## Aim
Below are the records; copy each line in them that holds the word "Anmeldung".

## Given data
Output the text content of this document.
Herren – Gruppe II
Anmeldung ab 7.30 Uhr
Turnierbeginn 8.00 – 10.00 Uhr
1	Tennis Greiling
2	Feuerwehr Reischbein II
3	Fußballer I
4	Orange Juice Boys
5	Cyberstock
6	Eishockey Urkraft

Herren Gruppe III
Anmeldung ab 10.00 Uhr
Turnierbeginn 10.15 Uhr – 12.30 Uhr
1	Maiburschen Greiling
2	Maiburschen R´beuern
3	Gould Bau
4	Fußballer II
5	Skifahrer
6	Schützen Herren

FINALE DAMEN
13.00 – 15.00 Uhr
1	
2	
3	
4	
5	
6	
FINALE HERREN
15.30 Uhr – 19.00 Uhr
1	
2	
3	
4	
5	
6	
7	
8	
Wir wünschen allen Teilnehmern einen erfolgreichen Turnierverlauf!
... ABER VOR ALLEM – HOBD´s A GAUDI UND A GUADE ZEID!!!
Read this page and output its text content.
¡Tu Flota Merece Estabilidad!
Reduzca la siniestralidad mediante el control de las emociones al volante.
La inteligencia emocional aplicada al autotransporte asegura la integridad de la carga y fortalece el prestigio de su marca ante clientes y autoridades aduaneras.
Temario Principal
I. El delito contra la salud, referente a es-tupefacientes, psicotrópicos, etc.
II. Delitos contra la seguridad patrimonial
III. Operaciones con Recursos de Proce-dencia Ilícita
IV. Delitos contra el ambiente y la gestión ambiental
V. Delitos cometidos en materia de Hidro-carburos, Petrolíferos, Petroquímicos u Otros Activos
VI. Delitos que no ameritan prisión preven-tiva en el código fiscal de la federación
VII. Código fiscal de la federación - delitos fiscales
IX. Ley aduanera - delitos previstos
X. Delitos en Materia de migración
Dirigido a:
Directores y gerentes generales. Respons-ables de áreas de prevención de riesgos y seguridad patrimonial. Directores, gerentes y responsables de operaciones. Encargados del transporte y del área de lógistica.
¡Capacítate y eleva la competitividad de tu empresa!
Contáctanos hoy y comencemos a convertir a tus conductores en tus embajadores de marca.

## Solution to the exercise
Anmeldung ab 7.30 Uhr
Anmeldung ab 10.00 Uhr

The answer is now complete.